▼

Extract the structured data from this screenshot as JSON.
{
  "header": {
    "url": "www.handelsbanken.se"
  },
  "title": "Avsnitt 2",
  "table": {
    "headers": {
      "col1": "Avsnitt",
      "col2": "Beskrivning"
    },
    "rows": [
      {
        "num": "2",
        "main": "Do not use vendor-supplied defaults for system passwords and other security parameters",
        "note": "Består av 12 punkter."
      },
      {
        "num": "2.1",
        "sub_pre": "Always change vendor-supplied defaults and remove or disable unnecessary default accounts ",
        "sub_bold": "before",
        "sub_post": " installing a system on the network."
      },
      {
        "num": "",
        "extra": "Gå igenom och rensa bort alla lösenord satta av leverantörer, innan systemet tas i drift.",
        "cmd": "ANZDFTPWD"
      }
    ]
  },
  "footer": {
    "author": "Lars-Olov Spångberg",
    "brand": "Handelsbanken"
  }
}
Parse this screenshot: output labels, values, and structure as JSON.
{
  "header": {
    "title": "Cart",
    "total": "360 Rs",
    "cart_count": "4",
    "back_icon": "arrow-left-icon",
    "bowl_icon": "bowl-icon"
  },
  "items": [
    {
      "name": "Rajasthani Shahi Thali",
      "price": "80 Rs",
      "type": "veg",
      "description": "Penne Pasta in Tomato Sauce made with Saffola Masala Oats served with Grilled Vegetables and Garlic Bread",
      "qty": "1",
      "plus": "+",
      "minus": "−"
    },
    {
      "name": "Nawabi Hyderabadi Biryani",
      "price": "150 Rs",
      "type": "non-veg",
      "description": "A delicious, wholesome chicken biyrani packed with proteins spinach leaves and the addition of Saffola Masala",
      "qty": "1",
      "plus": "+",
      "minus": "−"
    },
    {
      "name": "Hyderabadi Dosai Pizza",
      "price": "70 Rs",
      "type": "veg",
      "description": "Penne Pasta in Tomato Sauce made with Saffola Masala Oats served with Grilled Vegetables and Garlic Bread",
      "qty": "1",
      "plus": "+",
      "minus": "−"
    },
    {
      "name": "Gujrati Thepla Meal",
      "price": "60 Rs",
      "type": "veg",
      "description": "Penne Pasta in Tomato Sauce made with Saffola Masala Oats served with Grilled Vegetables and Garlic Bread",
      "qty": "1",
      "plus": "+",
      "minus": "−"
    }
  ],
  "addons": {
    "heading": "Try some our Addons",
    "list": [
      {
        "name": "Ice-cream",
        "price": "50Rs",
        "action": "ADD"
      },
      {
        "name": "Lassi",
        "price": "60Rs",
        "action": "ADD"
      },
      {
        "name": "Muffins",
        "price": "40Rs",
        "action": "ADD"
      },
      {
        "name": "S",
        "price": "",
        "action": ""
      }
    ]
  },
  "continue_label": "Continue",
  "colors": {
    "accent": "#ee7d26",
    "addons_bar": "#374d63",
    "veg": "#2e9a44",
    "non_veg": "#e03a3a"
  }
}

▲

### Task directions
Give the total number of lines in the entries that contain the word "screenshot", with no other words.

### Output of the exercise
2